- _EXERCISE DETAILS_
Search the data for the string "content" and gather each line it is in.
START
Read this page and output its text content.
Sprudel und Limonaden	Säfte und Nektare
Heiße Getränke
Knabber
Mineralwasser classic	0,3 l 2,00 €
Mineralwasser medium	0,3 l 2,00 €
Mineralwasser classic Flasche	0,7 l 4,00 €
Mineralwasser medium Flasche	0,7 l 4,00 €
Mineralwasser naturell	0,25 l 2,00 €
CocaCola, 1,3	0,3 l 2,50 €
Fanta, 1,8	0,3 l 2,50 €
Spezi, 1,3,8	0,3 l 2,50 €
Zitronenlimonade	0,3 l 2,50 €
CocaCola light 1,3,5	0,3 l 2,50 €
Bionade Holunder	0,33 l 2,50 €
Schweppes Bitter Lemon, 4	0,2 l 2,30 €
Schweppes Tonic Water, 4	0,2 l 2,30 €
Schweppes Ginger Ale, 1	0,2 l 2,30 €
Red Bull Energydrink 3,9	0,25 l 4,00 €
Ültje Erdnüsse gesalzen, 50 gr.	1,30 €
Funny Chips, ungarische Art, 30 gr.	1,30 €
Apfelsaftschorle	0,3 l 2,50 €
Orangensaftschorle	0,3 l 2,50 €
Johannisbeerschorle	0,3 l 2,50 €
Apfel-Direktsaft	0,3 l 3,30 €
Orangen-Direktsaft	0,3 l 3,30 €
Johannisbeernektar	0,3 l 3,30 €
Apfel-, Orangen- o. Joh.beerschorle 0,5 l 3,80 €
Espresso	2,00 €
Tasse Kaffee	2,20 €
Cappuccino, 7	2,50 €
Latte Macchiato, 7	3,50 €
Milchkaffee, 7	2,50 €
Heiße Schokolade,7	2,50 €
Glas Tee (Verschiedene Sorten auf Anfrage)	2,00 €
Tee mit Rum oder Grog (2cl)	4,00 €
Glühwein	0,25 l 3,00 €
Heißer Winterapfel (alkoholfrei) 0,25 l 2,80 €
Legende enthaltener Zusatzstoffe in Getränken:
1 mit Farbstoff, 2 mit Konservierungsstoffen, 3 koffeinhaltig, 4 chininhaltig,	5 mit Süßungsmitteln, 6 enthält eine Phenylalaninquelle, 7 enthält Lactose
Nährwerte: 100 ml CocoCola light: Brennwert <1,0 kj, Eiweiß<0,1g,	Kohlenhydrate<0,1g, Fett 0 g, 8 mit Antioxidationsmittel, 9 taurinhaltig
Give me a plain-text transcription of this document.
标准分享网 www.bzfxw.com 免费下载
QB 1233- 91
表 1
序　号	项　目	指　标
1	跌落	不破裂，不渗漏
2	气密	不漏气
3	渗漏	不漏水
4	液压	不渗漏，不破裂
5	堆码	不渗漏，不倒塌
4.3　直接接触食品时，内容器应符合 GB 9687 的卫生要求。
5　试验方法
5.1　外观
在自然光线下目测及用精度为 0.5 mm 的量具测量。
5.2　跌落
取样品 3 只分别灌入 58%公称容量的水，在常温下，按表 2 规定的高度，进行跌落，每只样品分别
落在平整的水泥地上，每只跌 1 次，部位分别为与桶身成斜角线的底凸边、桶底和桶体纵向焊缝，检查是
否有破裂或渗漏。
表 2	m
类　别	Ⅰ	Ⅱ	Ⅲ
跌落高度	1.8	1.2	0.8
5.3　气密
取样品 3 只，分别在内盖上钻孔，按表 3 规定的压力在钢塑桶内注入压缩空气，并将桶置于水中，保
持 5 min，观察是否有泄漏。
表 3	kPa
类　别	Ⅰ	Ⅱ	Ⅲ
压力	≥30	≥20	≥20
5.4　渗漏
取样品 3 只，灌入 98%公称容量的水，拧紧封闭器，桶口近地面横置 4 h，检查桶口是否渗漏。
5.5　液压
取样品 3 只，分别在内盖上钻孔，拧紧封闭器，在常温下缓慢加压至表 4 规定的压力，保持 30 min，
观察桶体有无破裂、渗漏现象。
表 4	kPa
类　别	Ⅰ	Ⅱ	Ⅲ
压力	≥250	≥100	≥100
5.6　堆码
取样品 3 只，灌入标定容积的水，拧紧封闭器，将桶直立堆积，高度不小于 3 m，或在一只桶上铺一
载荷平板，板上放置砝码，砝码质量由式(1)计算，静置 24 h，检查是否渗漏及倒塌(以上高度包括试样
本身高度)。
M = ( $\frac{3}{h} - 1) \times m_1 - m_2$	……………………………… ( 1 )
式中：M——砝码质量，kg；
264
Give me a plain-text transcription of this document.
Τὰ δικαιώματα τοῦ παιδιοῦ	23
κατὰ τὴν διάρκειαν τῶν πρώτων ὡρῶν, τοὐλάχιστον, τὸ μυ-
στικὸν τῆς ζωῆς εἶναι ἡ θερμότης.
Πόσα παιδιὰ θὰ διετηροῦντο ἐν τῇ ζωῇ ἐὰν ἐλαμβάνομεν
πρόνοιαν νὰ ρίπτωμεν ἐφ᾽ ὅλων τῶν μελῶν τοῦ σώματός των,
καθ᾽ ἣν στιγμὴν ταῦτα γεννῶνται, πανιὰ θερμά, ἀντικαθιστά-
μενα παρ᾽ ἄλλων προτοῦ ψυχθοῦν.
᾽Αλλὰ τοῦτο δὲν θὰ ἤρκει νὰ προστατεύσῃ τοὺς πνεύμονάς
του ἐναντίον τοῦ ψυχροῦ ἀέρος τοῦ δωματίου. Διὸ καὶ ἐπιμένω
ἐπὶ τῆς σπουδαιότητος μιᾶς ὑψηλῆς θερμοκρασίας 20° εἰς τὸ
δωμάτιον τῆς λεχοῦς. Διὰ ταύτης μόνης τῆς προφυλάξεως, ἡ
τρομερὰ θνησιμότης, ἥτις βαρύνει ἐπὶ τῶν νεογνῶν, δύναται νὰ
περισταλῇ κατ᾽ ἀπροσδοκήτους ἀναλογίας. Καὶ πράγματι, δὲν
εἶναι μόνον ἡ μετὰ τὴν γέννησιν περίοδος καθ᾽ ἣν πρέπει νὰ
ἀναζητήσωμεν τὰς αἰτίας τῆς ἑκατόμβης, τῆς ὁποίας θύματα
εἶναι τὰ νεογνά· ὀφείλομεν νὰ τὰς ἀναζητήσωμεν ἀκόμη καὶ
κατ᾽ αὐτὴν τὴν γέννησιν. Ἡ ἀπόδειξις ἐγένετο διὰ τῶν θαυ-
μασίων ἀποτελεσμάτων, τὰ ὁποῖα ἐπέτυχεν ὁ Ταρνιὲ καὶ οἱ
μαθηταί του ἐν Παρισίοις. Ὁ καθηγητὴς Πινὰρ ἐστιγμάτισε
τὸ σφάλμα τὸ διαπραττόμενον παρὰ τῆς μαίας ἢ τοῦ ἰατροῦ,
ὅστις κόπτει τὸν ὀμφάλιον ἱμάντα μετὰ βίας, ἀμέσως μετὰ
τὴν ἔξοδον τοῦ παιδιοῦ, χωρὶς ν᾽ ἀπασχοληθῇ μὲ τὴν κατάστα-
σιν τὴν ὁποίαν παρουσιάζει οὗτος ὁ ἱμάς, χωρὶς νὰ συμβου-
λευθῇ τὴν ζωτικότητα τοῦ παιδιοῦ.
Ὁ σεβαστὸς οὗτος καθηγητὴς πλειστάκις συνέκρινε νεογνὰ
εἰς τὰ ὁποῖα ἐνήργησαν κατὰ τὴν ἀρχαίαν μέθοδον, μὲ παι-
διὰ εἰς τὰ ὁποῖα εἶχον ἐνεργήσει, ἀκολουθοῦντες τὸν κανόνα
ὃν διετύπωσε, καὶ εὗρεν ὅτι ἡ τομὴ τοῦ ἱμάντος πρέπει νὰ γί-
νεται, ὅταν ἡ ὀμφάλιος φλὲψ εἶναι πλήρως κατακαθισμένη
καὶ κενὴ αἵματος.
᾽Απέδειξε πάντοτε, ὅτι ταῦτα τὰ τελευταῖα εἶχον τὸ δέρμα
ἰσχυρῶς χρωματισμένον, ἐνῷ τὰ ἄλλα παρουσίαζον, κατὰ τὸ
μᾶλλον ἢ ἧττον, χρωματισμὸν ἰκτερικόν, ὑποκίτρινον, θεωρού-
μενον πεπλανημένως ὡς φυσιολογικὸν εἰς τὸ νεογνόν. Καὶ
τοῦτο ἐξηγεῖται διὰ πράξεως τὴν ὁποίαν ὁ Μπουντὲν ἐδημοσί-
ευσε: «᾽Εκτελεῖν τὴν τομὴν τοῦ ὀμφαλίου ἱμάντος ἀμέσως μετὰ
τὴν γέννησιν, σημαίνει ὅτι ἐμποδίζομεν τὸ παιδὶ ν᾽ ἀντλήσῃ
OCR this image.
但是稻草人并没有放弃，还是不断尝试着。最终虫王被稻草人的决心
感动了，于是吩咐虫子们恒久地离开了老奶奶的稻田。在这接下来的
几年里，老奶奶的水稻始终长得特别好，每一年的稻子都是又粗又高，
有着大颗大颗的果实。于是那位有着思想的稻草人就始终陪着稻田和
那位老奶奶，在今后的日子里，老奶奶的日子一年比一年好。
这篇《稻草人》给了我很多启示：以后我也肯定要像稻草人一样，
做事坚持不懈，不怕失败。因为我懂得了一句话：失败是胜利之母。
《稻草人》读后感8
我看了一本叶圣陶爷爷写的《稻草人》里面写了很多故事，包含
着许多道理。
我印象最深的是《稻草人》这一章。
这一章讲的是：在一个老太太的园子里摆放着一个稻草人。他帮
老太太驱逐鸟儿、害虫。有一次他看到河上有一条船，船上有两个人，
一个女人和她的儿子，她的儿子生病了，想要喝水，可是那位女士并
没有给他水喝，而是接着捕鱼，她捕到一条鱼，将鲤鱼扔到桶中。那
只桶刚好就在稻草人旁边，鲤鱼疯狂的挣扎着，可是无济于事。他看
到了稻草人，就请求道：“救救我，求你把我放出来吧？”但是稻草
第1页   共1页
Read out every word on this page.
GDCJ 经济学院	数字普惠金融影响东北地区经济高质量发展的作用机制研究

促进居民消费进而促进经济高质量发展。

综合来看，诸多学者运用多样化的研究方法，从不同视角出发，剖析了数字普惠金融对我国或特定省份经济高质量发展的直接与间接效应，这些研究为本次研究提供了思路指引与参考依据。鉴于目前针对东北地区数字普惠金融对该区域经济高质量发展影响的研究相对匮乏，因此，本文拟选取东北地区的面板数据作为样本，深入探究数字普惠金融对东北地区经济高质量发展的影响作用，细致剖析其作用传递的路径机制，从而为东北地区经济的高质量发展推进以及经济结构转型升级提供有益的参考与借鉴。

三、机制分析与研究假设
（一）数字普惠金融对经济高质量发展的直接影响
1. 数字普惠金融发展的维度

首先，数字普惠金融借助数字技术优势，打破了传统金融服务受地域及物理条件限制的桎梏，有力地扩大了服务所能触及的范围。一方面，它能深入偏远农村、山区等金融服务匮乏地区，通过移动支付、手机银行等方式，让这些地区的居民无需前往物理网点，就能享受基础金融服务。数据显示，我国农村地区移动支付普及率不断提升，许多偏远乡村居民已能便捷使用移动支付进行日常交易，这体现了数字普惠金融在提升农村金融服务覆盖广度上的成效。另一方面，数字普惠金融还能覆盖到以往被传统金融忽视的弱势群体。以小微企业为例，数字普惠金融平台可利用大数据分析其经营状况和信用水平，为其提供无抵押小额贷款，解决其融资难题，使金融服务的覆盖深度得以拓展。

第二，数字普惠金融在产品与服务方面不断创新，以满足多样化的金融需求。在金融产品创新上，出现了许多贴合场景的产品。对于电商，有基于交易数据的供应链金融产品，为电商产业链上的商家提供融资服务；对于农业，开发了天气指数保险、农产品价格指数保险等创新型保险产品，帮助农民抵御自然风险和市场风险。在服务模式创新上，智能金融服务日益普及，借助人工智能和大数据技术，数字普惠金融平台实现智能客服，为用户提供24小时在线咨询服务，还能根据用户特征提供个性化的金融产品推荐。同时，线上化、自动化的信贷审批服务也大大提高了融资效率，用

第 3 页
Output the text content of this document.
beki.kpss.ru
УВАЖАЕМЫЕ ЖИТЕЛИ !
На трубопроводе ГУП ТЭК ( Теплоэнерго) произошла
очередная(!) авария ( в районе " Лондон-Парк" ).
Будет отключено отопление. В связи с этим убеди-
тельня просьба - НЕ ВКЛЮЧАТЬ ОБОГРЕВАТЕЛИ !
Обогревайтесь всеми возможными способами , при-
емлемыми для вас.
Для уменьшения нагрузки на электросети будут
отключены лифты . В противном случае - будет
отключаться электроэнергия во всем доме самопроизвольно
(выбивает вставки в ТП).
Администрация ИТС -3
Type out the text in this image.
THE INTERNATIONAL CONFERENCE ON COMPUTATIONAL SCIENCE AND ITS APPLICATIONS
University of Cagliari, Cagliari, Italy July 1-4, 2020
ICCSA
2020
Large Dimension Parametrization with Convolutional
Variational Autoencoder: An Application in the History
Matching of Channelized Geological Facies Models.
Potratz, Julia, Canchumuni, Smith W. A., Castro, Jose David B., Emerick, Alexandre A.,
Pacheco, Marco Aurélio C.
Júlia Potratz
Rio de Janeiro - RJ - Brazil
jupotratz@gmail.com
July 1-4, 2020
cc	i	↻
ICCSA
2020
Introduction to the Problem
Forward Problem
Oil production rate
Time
END
- _RESPONSE TO THIS TASK_
Read this page and output its text content.
Output the text content of this document.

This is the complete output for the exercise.